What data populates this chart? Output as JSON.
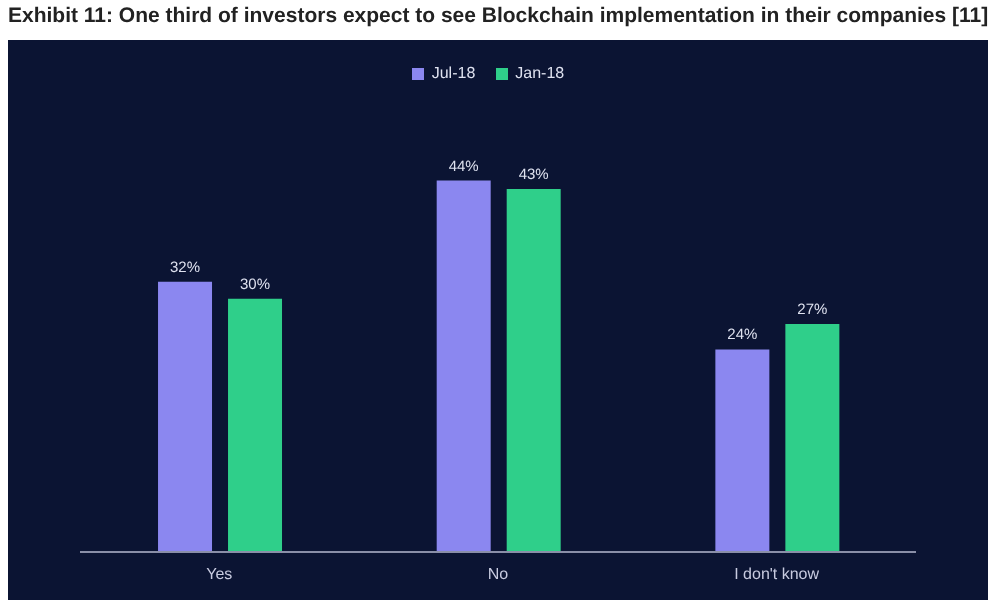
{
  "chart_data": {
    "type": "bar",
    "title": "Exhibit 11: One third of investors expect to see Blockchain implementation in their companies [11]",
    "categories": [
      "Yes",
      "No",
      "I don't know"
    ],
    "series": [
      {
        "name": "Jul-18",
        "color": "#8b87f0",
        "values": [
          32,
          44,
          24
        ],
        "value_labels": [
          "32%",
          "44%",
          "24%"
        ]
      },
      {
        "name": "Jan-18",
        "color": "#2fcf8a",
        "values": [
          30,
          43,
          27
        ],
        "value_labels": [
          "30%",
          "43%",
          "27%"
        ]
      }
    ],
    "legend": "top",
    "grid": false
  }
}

★ ★ ★

INSTRUCTION -
Write the entries above out in full, exactly, with no images.

FINISHED EXERCISE -
What data populates this chart? Output as JSON.
{
  "chart_data": {
    "type": "bar",
    "title": "Exhibit 11: One third of investors expect to see Blockchain implementation in their companies [11]",
    "categories": [
      "Yes",
      "No",
      "I don't know"
    ],
    "series": [
      {
        "name": "Jul-18",
        "color": "#8b87f0",
        "values": [
          32,
          44,
          24
        ],
        "value_labels": [
          "32%",
          "44%",
          "24%"
        ]
      },
      {
        "name": "Jan-18",
        "color": "#2fcf8a",
        "values": [
          30,
          43,
          27
        ],
        "value_labels": [
          "30%",
          "43%",
          "27%"
        ]
      }
    ],
    "legend": "top",
    "grid": false
  }
}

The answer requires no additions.